* WHAT YOU HAVE TO DO *
Pick out every line holding the string "times" and copy it.

Collection entries:

■ ■ ■ ■ ■ ■ ■

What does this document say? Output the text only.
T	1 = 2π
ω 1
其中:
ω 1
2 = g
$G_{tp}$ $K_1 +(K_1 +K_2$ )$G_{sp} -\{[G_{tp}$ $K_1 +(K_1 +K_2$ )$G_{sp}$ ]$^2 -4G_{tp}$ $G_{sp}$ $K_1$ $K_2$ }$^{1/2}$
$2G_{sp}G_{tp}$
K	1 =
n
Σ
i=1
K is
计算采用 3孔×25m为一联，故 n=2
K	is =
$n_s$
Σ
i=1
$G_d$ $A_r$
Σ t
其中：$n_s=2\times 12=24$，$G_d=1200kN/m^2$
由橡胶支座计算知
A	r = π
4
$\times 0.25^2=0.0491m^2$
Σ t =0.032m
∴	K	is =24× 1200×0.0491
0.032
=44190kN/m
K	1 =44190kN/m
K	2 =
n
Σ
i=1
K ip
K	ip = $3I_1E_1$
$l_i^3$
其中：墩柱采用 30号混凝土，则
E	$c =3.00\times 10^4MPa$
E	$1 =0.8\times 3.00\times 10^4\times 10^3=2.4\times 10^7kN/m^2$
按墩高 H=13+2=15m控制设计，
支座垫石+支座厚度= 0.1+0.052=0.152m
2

■ ■ ■ ■ ■ ■ ■

* CORRECT ANSWER *
其中：$n_s=2\times 12=24$，$G_d=1200kN/m^2$
$\times 0.25^2=0.0491m^2$
E	$c =3.00\times 10^4MPa$
E	$1 =0.8\times 3.00\times 10^4\times 10^3=2.4\times 10^7kN/m^2$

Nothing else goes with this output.